● MATERIAL FOR THIS TASK
>> begin

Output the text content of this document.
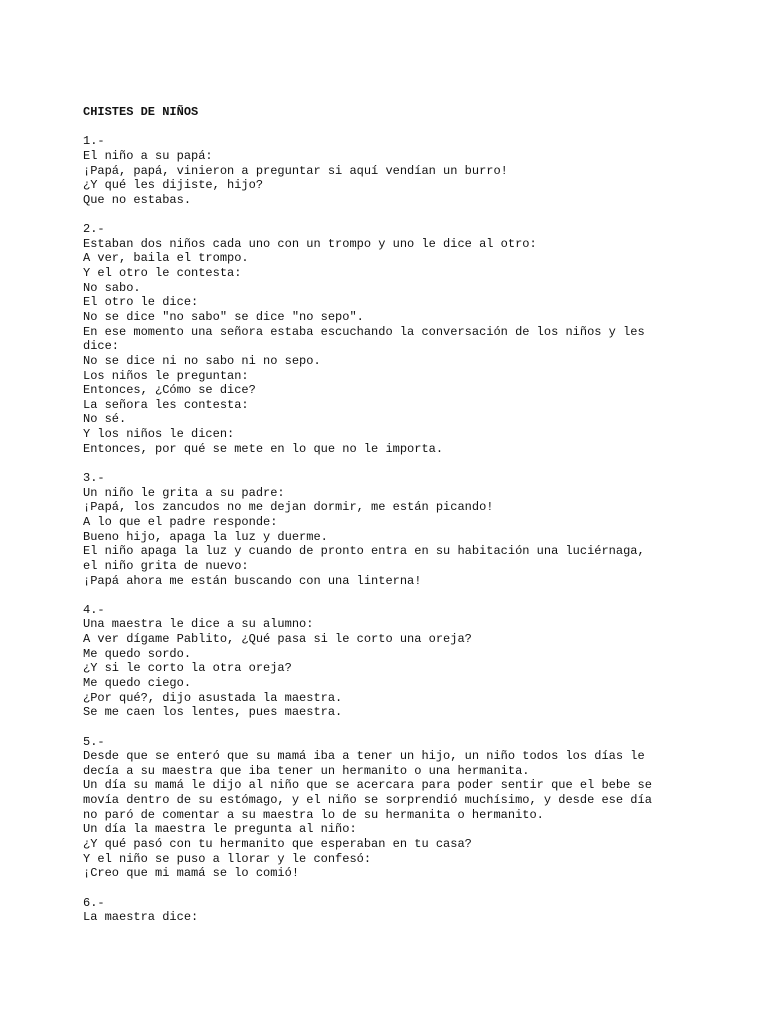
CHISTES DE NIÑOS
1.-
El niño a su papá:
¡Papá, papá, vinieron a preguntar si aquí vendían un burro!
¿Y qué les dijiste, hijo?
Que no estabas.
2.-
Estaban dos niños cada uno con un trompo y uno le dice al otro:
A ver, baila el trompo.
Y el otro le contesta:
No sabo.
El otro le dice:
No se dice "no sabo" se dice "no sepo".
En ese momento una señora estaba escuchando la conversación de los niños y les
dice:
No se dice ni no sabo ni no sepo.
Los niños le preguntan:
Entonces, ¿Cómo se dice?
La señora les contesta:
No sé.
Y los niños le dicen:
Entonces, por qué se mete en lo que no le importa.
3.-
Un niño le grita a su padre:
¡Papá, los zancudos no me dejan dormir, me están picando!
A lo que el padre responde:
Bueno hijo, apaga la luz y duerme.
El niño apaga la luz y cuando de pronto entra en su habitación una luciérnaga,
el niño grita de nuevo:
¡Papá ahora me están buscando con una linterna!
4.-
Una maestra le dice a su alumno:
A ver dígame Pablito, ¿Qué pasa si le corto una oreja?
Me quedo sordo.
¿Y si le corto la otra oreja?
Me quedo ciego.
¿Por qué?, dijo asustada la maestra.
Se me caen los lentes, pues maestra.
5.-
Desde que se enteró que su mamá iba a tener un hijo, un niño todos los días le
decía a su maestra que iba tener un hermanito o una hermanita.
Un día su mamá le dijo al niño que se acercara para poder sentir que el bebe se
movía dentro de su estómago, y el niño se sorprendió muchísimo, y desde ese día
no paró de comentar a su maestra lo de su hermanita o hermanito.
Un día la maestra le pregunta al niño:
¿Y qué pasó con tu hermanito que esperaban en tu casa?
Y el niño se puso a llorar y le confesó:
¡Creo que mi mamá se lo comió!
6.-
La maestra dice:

>> end

● EXERCISE INSTRUCTIONS
Quote the records in their entirety, keeping the wording exact and excluding pictures.

● ANSWER TO THIS PROBLEM
Output the text content of this document.
CHISTES DE NIÑOS
1.-
El niño a su papá:
¡Papá, papá, vinieron a preguntar si aquí vendían un burro!
¿Y qué les dijiste, hijo?
Que no estabas.
2.-
Estaban dos niños cada uno con un trompo y uno le dice al otro:
A ver, baila el trompo.
Y el otro le contesta:
No sabo.
El otro le dice:
No se dice "no sabo" se dice "no sepo".
En ese momento una señora estaba escuchando la conversación de los niños y les
dice:
No se dice ni no sabo ni no sepo.
Los niños le preguntan:
Entonces, ¿Cómo se dice?
La señora les contesta:
No sé.
Y los niños le dicen:
Entonces, por qué se mete en lo que no le importa.
3.-
Un niño le grita a su padre:
¡Papá, los zancudos no me dejan dormir, me están picando!
A lo que el padre responde:
Bueno hijo, apaga la luz y duerme.
El niño apaga la luz y cuando de pronto entra en su habitación una luciérnaga,
el niño grita de nuevo:
¡Papá ahora me están buscando con una linterna!
4.-
Una maestra le dice a su alumno:
A ver dígame Pablito, ¿Qué pasa si le corto una oreja?
Me quedo sordo.
¿Y si le corto la otra oreja?
Me quedo ciego.
¿Por qué?, dijo asustada la maestra.
Se me caen los lentes, pues maestra.
5.-
Desde que se enteró que su mamá iba a tener un hijo, un niño todos los días le
decía a su maestra que iba tener un hermanito o una hermanita.
Un día su mamá le dijo al niño que se acercara para poder sentir que el bebe se
movía dentro de su estómago, y el niño se sorprendió muchísimo, y desde ese día
no paró de comentar a su maestra lo de su hermanita o hermanito.
Un día la maestra le pregunta al niño:
¿Y qué pasó con tu hermanito que esperaban en tu casa?
Y el niño se puso a llorar y le confesó:
¡Creo que mi mamá se lo comió!
6.-
La maestra dice:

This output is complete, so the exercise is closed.